EXERCISE REQUIREMENTS -> Could you print every record below exactly as it appears?

______

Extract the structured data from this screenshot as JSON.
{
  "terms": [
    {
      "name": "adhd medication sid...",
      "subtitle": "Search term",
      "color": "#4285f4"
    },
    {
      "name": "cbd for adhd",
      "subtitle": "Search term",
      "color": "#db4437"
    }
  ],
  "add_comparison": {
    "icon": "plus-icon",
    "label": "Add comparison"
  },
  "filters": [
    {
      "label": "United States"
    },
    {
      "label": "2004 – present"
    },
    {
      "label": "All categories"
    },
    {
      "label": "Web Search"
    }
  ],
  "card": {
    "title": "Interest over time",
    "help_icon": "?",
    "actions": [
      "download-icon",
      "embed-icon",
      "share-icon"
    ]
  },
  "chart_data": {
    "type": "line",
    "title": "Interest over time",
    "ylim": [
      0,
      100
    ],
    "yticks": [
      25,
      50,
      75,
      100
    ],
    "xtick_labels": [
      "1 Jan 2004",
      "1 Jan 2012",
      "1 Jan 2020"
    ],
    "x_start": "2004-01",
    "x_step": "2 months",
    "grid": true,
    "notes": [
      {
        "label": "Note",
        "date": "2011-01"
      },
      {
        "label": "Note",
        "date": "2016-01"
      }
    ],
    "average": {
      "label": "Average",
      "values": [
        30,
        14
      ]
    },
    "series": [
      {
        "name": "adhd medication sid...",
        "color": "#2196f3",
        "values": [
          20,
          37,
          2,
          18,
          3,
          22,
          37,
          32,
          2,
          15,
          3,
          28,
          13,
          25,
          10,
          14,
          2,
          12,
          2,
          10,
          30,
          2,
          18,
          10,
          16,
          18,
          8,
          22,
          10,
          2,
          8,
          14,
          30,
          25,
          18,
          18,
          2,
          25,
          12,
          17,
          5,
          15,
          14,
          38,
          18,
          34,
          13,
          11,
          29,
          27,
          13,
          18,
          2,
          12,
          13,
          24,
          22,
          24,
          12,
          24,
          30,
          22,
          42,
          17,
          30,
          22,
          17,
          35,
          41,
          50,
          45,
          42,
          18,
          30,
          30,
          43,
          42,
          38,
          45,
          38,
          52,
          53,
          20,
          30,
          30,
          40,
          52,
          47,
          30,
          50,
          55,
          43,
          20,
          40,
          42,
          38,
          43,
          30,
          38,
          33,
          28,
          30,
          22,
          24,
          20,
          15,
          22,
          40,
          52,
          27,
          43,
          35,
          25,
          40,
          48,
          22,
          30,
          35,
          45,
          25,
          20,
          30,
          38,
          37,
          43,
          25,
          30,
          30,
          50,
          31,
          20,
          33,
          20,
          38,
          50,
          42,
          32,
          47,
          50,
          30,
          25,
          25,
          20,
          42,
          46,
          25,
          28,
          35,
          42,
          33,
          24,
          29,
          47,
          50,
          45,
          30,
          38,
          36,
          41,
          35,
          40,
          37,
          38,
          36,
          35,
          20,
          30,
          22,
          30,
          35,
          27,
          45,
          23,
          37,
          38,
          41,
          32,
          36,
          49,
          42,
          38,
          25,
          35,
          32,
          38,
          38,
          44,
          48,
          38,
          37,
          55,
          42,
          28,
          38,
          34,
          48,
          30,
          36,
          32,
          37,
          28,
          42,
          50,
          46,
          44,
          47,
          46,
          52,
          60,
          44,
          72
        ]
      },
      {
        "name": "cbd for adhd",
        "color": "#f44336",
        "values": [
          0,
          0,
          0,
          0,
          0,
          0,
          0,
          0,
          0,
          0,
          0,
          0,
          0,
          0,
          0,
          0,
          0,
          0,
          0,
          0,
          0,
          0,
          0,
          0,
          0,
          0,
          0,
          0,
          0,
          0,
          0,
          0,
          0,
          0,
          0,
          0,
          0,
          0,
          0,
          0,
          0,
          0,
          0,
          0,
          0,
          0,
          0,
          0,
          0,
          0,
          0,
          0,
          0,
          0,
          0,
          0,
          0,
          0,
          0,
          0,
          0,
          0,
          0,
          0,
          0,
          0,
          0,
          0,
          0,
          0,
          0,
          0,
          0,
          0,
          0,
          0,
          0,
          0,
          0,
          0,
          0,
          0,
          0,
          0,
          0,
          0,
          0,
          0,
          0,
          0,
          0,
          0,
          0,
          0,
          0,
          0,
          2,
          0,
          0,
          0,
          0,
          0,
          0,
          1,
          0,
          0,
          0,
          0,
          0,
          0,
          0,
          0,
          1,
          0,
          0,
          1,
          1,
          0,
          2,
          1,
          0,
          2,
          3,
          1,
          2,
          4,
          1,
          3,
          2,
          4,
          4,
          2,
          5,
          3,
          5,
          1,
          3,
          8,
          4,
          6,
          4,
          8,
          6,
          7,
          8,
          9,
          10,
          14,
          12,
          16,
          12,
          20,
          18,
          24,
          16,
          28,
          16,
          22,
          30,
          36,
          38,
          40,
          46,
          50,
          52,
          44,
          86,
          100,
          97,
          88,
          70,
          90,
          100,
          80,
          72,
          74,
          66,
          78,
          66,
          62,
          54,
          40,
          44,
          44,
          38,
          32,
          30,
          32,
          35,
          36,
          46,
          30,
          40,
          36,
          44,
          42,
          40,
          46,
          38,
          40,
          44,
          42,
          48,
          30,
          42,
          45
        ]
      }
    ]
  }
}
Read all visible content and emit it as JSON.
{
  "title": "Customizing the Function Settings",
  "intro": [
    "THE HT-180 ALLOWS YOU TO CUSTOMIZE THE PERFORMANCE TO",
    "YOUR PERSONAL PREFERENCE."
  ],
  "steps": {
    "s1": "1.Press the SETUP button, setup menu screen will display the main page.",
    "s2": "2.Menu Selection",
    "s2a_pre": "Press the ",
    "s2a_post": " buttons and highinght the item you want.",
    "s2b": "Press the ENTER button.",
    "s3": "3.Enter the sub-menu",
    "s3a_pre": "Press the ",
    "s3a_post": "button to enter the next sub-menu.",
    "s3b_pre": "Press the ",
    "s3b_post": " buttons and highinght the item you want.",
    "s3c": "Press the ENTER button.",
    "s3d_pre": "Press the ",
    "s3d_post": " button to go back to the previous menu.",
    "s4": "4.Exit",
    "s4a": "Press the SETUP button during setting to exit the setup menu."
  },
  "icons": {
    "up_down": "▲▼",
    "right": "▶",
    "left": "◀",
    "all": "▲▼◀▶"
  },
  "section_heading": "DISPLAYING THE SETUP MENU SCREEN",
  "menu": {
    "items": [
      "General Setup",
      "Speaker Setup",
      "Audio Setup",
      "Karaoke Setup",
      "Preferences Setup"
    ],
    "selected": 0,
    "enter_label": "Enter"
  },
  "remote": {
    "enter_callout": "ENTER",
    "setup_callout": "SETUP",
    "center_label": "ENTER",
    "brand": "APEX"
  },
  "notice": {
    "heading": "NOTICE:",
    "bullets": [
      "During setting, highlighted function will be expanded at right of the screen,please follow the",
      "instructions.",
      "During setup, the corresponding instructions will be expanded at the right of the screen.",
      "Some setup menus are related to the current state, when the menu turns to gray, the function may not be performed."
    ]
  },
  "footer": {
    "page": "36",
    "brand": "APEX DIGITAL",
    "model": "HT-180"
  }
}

______

SOLUTION FOR THIS EXERCISE ->
Extract the structured data from this screenshot as JSON.
{
  "terms": [
    {
      "name": "adhd medication sid...",
      "subtitle": "Search term",
      "color": "#4285f4"
    },
    {
      "name": "cbd for adhd",
      "subtitle": "Search term",
      "color": "#db4437"
    }
  ],
  "add_comparison": {
    "icon": "plus-icon",
    "label": "Add comparison"
  },
  "filters": [
    {
      "label": "United States"
    },
    {
      "label": "2004 – present"
    },
    {
      "label": "All categories"
    },
    {
      "label": "Web Search"
    }
  ],
  "card": {
    "title": "Interest over time",
    "help_icon": "?",
    "actions": [
      "download-icon",
      "embed-icon",
      "share-icon"
    ]
  },
  "chart_data": {
    "type": "line",
    "title": "Interest over time",
    "ylim": [
      0,
      100
    ],
    "yticks": [
      25,
      50,
      75,
      100
    ],
    "xtick_labels": [
      "1 Jan 2004",
      "1 Jan 2012",
      "1 Jan 2020"
    ],
    "x_start": "2004-01",
    "x_step": "2 months",
    "grid": true,
    "notes": [
      {
        "label": "Note",
        "date": "2011-01"
      },
      {
        "label": "Note",
        "date": "2016-01"
      }
    ],
    "average": {
      "label": "Average",
      "values": [
        30,
        14
      ]
    },
    "series": [
      {
        "name": "adhd medication sid...",
        "color": "#2196f3",
        "values": [
          20,
          37,
          2,
          18,
          3,
          22,
          37,
          32,
          2,
          15,
          3,
          28,
          13,
          25,
          10,
          14,
          2,
          12,
          2,
          10,
          30,
          2,
          18,
          10,
          16,
          18,
          8,
          22,
          10,
          2,
          8,
          14,
          30,
          25,
          18,
          18,
          2,
          25,
          12,
          17,
          5,
          15,
          14,
          38,
          18,
          34,
          13,
          11,
          29,
          27,
          13,
          18,
          2,
          12,
          13,
          24,
          22,
          24,
          12,
          24,
          30,
          22,
          42,
          17,
          30,
          22,
          17,
          35,
          41,
          50,
          45,
          42,
          18,
          30,
          30,
          43,
          42,
          38,
          45,
          38,
          52,
          53,
          20,
          30,
          30,
          40,
          52,
          47,
          30,
          50,
          55,
          43,
          20,
          40,
          42,
          38,
          43,
          30,
          38,
          33,
          28,
          30,
          22,
          24,
          20,
          15,
          22,
          40,
          52,
          27,
          43,
          35,
          25,
          40,
          48,
          22,
          30,
          35,
          45,
          25,
          20,
          30,
          38,
          37,
          43,
          25,
          30,
          30,
          50,
          31,
          20,
          33,
          20,
          38,
          50,
          42,
          32,
          47,
          50,
          30,
          25,
          25,
          20,
          42,
          46,
          25,
          28,
          35,
          42,
          33,
          24,
          29,
          47,
          50,
          45,
          30,
          38,
          36,
          41,
          35,
          40,
          37,
          38,
          36,
          35,
          20,
          30,
          22,
          30,
          35,
          27,
          45,
          23,
          37,
          38,
          41,
          32,
          36,
          49,
          42,
          38,
          25,
          35,
          32,
          38,
          38,
          44,
          48,
          38,
          37,
          55,
          42,
          28,
          38,
          34,
          48,
          30,
          36,
          32,
          37,
          28,
          42,
          50,
          46,
          44,
          47,
          46,
          52,
          60,
          44,
          72
        ]
      },
      {
        "name": "cbd for adhd",
        "color": "#f44336",
        "values": [
          0,
          0,
          0,
          0,
          0,
          0,
          0,
          0,
          0,
          0,
          0,
          0,
          0,
          0,
          0,
          0,
          0,
          0,
          0,
          0,
          0,
          0,
          0,
          0,
          0,
          0,
          0,
          0,
          0,
          0,
          0,
          0,
          0,
          0,
          0,
          0,
          0,
          0,
          0,
          0,
          0,
          0,
          0,
          0,
          0,
          0,
          0,
          0,
          0,
          0,
          0,
          0,
          0,
          0,
          0,
          0,
          0,
          0,
          0,
          0,
          0,
          0,
          0,
          0,
          0,
          0,
          0,
          0,
          0,
          0,
          0,
          0,
          0,
          0,
          0,
          0,
          0,
          0,
          0,
          0,
          0,
          0,
          0,
          0,
          0,
          0,
          0,
          0,
          0,
          0,
          0,
          0,
          0,
          0,
          0,
          0,
          2,
          0,
          0,
          0,
          0,
          0,
          0,
          1,
          0,
          0,
          0,
          0,
          0,
          0,
          0,
          0,
          1,
          0,
          0,
          1,
          1,
          0,
          2,
          1,
          0,
          2,
          3,
          1,
          2,
          4,
          1,
          3,
          2,
          4,
          4,
          2,
          5,
          3,
          5,
          1,
          3,
          8,
          4,
          6,
          4,
          8,
          6,
          7,
          8,
          9,
          10,
          14,
          12,
          16,
          12,
          20,
          18,
          24,
          16,
          28,
          16,
          22,
          30,
          36,
          38,
          40,
          46,
          50,
          52,
          44,
          86,
          100,
          97,
          88,
          70,
          90,
          100,
          80,
          72,
          74,
          66,
          78,
          66,
          62,
          54,
          40,
          44,
          44,
          38,
          32,
          30,
          32,
          35,
          36,
          46,
          30,
          40,
          36,
          44,
          42,
          40,
          46,
          38,
          40,
          44,
          42,
          48,
          30,
          42,
          45
        ]
      }
    ]
  }
}
Read all visible content and emit it as JSON.
{
  "title": "Customizing the Function Settings",
  "intro": [
    "THE HT-180 ALLOWS YOU TO CUSTOMIZE THE PERFORMANCE TO",
    "YOUR PERSONAL PREFERENCE."
  ],
  "steps": {
    "s1": "1.Press the SETUP button, setup menu screen will display the main page.",
    "s2": "2.Menu Selection",
    "s2a_pre": "Press the ",
    "s2a_post": " buttons and highinght the item you want.",
    "s2b": "Press the ENTER button.",
    "s3": "3.Enter the sub-menu",
    "s3a_pre": "Press the ",
    "s3a_post": "button to enter the next sub-menu.",
    "s3b_pre": "Press the ",
    "s3b_post": " buttons and highinght the item you want.",
    "s3c": "Press the ENTER button.",
    "s3d_pre": "Press the ",
    "s3d_post": " button to go back to the previous menu.",
    "s4": "4.Exit",
    "s4a": "Press the SETUP button during setting to exit the setup menu."
  },
  "icons": {
    "up_down": "▲▼",
    "right": "▶",
    "left": "◀",
    "all": "▲▼◀▶"
  },
  "section_heading": "DISPLAYING THE SETUP MENU SCREEN",
  "menu": {
    "items": [
      "General Setup",
      "Speaker Setup",
      "Audio Setup",
      "Karaoke Setup",
      "Preferences Setup"
    ],
    "selected": 0,
    "enter_label": "Enter"
  },
  "remote": {
    "enter_callout": "ENTER",
    "setup_callout": "SETUP",
    "center_label": "ENTER",
    "brand": "APEX"
  },
  "notice": {
    "heading": "NOTICE:",
    "bullets": [
      "During setting, highlighted function will be expanded at right of the screen,please follow the",
      "instructions.",
      "During setup, the corresponding instructions will be expanded at the right of the screen.",
      "Some setup menus are related to the current state, when the menu turns to gray, the function may not be performed."
    ]
  },
  "footer": {
    "page": "36",
    "brand": "APEX DIGITAL",
    "model": "HT-180"
  }
}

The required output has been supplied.